[Records contained in a dataset]
-- BEGIN --

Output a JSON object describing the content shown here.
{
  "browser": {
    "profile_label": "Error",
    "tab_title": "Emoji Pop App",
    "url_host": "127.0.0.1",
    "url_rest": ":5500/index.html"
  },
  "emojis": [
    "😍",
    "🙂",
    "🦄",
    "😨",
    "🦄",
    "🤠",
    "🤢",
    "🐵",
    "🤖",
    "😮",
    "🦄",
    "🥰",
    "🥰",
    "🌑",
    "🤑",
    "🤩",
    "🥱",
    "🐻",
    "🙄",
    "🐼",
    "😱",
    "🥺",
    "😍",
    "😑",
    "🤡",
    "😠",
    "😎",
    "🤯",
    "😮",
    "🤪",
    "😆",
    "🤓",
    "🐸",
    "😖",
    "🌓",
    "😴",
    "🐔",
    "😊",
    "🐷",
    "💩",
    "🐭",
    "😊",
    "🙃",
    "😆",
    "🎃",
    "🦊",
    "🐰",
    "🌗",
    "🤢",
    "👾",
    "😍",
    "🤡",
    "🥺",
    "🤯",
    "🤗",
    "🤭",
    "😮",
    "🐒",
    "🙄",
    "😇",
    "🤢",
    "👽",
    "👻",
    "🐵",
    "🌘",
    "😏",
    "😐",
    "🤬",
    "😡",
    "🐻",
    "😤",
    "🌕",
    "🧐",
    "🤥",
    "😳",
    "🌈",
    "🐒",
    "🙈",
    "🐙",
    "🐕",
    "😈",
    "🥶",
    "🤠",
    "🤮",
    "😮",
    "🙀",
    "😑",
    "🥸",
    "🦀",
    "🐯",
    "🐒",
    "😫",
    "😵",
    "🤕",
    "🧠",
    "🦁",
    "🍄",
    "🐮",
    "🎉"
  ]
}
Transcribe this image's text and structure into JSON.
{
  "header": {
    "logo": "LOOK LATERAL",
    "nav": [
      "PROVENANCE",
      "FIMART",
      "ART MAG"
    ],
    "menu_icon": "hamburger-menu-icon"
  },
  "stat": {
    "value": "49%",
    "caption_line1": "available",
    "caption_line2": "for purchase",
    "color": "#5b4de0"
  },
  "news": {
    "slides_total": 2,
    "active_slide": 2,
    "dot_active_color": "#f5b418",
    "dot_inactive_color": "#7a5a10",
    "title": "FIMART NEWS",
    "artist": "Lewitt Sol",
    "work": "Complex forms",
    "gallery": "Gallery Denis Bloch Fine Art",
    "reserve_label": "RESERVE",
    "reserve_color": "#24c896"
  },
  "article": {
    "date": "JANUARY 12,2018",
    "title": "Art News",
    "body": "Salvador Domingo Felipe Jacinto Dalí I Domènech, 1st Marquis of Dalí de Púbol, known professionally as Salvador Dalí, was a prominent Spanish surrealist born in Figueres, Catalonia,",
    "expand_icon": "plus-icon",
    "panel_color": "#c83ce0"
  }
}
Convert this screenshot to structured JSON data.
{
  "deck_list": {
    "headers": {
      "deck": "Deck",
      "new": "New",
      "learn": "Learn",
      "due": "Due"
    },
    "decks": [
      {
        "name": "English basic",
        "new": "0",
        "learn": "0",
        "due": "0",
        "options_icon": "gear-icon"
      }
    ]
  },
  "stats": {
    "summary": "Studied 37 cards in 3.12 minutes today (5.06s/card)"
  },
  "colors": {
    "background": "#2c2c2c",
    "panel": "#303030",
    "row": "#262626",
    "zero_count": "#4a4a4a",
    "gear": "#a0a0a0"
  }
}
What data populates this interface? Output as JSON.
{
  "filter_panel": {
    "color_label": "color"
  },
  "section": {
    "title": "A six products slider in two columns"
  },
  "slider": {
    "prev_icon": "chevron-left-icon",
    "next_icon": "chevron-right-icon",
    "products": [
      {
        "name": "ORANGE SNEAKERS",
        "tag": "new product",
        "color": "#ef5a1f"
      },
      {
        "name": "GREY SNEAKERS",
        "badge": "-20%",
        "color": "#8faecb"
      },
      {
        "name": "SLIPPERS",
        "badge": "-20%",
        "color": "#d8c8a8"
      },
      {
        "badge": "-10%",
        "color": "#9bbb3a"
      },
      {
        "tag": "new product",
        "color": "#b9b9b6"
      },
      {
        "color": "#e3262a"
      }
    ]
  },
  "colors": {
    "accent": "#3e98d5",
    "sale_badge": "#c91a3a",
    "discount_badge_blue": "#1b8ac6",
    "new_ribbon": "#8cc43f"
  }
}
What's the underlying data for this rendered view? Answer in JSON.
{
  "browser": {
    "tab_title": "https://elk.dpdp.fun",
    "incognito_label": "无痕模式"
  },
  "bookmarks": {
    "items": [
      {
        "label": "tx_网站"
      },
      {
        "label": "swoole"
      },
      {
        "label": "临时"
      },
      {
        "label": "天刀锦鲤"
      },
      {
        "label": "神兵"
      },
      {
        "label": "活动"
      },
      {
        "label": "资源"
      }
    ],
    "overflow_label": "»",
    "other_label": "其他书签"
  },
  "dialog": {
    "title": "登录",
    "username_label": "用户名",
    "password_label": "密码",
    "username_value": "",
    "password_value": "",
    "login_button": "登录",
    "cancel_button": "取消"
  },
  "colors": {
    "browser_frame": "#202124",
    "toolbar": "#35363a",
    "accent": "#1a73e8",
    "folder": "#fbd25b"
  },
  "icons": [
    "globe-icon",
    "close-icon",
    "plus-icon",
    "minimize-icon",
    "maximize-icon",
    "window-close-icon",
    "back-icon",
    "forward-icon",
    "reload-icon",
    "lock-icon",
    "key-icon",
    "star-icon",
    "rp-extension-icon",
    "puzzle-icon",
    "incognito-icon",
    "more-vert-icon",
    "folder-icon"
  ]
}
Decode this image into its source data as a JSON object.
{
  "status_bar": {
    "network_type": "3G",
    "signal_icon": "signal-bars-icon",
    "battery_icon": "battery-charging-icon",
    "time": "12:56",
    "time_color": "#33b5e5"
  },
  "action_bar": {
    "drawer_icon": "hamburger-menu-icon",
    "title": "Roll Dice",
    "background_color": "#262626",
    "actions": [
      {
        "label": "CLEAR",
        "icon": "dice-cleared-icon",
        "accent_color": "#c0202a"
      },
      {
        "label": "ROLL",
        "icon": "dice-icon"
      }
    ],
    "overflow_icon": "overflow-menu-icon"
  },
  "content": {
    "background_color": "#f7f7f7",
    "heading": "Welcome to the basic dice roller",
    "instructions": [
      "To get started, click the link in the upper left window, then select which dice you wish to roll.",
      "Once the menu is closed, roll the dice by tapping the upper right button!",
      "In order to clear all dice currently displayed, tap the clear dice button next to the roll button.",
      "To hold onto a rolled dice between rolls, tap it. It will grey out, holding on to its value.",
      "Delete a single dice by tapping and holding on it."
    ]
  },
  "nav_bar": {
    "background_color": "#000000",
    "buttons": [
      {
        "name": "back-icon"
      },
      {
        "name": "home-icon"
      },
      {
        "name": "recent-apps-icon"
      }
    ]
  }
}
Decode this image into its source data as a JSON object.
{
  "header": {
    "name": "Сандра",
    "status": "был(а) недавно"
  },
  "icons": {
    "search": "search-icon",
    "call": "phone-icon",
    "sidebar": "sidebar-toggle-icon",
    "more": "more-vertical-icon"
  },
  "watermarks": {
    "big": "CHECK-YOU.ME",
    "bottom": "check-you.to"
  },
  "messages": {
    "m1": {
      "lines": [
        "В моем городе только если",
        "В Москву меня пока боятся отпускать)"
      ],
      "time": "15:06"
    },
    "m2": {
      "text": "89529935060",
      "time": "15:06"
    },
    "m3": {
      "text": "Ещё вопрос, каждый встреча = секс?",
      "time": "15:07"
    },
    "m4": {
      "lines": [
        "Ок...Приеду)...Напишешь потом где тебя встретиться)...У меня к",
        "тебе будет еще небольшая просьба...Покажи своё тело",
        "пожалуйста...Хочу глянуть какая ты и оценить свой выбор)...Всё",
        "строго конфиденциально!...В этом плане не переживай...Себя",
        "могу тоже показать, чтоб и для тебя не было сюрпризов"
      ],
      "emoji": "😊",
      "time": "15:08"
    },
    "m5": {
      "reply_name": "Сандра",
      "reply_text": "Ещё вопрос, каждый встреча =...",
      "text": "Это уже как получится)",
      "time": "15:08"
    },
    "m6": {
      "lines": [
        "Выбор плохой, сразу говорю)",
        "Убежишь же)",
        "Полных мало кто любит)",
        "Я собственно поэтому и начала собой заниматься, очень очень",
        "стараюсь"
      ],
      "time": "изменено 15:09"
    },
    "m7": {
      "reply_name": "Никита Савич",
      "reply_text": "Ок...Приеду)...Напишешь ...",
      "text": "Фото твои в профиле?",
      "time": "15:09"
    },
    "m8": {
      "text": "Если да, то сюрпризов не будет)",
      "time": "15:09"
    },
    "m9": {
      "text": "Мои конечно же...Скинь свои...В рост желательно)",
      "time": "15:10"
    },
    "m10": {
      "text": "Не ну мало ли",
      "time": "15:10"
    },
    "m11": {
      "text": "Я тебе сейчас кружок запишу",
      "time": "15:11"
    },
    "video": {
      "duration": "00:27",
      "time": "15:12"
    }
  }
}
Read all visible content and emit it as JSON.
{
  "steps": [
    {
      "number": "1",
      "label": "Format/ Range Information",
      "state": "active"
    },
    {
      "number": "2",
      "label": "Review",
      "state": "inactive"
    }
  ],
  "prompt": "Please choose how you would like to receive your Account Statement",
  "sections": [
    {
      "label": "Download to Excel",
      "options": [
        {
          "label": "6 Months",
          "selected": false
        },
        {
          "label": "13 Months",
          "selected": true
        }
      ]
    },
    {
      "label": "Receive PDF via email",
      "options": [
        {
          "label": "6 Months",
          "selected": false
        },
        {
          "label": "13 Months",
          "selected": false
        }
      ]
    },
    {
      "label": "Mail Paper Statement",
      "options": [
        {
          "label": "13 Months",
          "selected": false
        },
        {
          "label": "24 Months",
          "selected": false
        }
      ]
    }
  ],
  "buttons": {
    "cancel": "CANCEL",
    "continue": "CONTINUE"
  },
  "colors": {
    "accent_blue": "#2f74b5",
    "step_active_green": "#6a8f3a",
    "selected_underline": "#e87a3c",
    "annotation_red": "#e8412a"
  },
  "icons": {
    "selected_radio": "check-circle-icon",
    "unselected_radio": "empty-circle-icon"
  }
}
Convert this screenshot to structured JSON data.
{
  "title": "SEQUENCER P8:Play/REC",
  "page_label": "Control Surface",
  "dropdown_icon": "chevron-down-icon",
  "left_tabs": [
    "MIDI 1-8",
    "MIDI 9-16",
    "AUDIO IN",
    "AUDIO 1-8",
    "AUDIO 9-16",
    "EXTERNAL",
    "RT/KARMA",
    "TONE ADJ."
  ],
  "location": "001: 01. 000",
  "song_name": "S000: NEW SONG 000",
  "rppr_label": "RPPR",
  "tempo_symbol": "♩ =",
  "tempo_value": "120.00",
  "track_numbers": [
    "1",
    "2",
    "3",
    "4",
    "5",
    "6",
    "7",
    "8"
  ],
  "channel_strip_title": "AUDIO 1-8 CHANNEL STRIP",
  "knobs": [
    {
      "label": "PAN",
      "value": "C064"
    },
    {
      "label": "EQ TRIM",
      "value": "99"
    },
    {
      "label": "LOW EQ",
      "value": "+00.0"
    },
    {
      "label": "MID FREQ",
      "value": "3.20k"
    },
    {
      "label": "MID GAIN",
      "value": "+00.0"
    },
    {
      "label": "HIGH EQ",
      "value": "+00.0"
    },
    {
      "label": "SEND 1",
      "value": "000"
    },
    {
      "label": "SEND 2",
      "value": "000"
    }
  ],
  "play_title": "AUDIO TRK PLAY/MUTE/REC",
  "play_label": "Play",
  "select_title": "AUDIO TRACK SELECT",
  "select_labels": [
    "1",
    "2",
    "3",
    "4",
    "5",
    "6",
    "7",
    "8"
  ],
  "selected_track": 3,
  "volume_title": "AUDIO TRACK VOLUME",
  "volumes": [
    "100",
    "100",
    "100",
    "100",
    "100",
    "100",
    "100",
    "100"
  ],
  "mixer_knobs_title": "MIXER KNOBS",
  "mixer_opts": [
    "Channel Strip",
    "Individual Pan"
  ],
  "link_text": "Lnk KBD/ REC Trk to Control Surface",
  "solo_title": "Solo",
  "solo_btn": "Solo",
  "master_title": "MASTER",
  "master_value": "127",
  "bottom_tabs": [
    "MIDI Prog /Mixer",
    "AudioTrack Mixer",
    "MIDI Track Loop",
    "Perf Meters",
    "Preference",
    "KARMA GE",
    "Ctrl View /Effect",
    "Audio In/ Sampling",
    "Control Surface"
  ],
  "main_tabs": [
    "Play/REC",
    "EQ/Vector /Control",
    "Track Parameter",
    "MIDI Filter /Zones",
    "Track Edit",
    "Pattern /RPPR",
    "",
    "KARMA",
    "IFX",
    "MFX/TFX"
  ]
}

-- END --

What the task asks. In the records above, locate the lines holding the word "products". Copy each of them.

Complete response.
    "title": "A six products slider in two columns"
    "products": [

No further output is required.